• _TASK STATEMENT_
Copy out the entries exactly, from the first line to the last.

_ _ _ _ _ _ _

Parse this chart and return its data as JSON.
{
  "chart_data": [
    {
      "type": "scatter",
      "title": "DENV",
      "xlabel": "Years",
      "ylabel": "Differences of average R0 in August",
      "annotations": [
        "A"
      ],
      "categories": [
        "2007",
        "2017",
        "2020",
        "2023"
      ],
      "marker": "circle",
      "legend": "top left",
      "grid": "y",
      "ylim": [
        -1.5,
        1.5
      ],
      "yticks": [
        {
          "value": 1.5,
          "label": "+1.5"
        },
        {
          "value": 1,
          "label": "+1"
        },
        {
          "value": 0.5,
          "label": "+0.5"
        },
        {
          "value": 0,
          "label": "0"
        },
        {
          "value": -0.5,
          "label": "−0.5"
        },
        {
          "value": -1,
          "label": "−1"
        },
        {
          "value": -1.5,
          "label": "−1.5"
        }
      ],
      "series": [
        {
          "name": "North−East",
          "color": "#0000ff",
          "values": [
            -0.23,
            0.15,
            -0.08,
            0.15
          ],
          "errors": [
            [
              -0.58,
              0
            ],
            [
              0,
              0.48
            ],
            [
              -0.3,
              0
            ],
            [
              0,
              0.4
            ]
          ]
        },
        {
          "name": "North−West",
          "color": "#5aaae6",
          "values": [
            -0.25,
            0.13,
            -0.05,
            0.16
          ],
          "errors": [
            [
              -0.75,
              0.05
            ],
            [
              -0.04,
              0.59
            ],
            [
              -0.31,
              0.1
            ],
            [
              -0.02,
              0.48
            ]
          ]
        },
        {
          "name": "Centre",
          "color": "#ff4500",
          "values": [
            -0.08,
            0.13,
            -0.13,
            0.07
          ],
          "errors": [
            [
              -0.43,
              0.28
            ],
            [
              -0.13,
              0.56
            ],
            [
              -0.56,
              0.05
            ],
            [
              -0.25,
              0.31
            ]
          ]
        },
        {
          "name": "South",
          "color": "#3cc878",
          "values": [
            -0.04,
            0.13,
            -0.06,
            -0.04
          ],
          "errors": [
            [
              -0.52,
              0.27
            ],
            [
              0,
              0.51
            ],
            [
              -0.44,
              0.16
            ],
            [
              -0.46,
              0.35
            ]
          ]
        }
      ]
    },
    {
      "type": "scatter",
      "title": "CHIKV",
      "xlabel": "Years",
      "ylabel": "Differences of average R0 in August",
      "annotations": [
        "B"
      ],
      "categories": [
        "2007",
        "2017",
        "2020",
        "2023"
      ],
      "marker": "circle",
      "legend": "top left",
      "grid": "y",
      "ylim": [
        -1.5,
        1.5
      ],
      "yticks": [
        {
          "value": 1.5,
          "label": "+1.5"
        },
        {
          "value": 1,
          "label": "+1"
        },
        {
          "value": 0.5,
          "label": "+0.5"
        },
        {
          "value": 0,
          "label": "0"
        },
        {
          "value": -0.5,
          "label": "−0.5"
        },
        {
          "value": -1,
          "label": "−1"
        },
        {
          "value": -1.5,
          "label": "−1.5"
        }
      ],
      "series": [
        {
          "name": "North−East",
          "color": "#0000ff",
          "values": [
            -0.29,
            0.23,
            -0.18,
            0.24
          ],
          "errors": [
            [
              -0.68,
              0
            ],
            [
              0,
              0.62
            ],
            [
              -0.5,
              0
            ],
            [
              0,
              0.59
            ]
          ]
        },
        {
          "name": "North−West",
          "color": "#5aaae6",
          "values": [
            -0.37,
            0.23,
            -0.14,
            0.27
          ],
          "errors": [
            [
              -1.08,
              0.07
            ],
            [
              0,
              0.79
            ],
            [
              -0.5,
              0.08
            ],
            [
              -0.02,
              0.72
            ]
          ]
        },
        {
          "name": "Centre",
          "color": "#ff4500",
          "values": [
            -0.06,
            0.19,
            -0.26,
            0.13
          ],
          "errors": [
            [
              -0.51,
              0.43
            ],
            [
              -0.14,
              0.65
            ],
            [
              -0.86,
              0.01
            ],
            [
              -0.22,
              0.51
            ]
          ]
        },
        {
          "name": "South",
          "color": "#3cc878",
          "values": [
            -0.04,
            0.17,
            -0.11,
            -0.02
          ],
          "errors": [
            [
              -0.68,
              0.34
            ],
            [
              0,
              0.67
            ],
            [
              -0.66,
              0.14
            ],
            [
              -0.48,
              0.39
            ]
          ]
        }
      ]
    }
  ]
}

_ _ _ _ _ _ _

• _OUTPUT BELOW_
Parse this chart and return its data as JSON.
{
  "chart_data": [
    {
      "type": "scatter",
      "title": "DENV",
      "xlabel": "Years",
      "ylabel": "Differences of average R0 in August",
      "annotations": [
        "A"
      ],
      "categories": [
        "2007",
        "2017",
        "2020",
        "2023"
      ],
      "marker": "circle",
      "legend": "top left",
      "grid": "y",
      "ylim": [
        -1.5,
        1.5
      ],
      "yticks": [
        {
          "value": 1.5,
          "label": "+1.5"
        },
        {
          "value": 1,
          "label": "+1"
        },
        {
          "value": 0.5,
          "label": "+0.5"
        },
        {
          "value": 0,
          "label": "0"
        },
        {
          "value": -0.5,
          "label": "−0.5"
        },
        {
          "value": -1,
          "label": "−1"
        },
        {
          "value": -1.5,
          "label": "−1.5"
        }
      ],
      "series": [
        {
          "name": "North−East",
          "color": "#0000ff",
          "values": [
            -0.23,
            0.15,
            -0.08,
            0.15
          ],
          "errors": [
            [
              -0.58,
              0
            ],
            [
              0,
              0.48
            ],
            [
              -0.3,
              0
            ],
            [
              0,
              0.4
            ]
          ]
        },
        {
          "name": "North−West",
          "color": "#5aaae6",
          "values": [
            -0.25,
            0.13,
            -0.05,
            0.16
          ],
          "errors": [
            [
              -0.75,
              0.05
            ],
            [
              -0.04,
              0.59
            ],
            [
              -0.31,
              0.1
            ],
            [
              -0.02,
              0.48
            ]
          ]
        },
        {
          "name": "Centre",
          "color": "#ff4500",
          "values": [
            -0.08,
            0.13,
            -0.13,
            0.07
          ],
          "errors": [
            [
              -0.43,
              0.28
            ],
            [
              -0.13,
              0.56
            ],
            [
              -0.56,
              0.05
            ],
            [
              -0.25,
              0.31
            ]
          ]
        },
        {
          "name": "South",
          "color": "#3cc878",
          "values": [
            -0.04,
            0.13,
            -0.06,
            -0.04
          ],
          "errors": [
            [
              -0.52,
              0.27
            ],
            [
              0,
              0.51
            ],
            [
              -0.44,
              0.16
            ],
            [
              -0.46,
              0.35
            ]
          ]
        }
      ]
    },
    {
      "type": "scatter",
      "title": "CHIKV",
      "xlabel": "Years",
      "ylabel": "Differences of average R0 in August",
      "annotations": [
        "B"
      ],
      "categories": [
        "2007",
        "2017",
        "2020",
        "2023"
      ],
      "marker": "circle",
      "legend": "top left",
      "grid": "y",
      "ylim": [
        -1.5,
        1.5
      ],
      "yticks": [
        {
          "value": 1.5,
          "label": "+1.5"
        },
        {
          "value": 1,
          "label": "+1"
        },
        {
          "value": 0.5,
          "label": "+0.5"
        },
        {
          "value": 0,
          "label": "0"
        },
        {
          "value": -0.5,
          "label": "−0.5"
        },
        {
          "value": -1,
          "label": "−1"
        },
        {
          "value": -1.5,
          "label": "−1.5"
        }
      ],
      "series": [
        {
          "name": "North−East",
          "color": "#0000ff",
          "values": [
            -0.29,
            0.23,
            -0.18,
            0.24
          ],
          "errors": [
            [
              -0.68,
              0
            ],
            [
              0,
              0.62
            ],
            [
              -0.5,
              0
            ],
            [
              0,
              0.59
            ]
          ]
        },
        {
          "name": "North−West",
          "color": "#5aaae6",
          "values": [
            -0.37,
            0.23,
            -0.14,
            0.27
          ],
          "errors": [
            [
              -1.08,
              0.07
            ],
            [
              0,
              0.79
            ],
            [
              -0.5,
              0.08
            ],
            [
              -0.02,
              0.72
            ]
          ]
        },
        {
          "name": "Centre",
          "color": "#ff4500",
          "values": [
            -0.06,
            0.19,
            -0.26,
            0.13
          ],
          "errors": [
            [
              -0.51,
              0.43
            ],
            [
              -0.14,
              0.65
            ],
            [
              -0.86,
              0.01
            ],
            [
              -0.22,
              0.51
            ]
          ]
        },
        {
          "name": "South",
          "color": "#3cc878",
          "values": [
            -0.04,
            0.17,
            -0.11,
            -0.02
          ],
          "errors": [
            [
              -0.68,
              0.34
            ],
            [
              0,
              0.67
            ],
            [
              -0.66,
              0.14
            ],
            [
              -0.48,
              0.39
            ]
          ]
        }
      ]
    }
  ]
}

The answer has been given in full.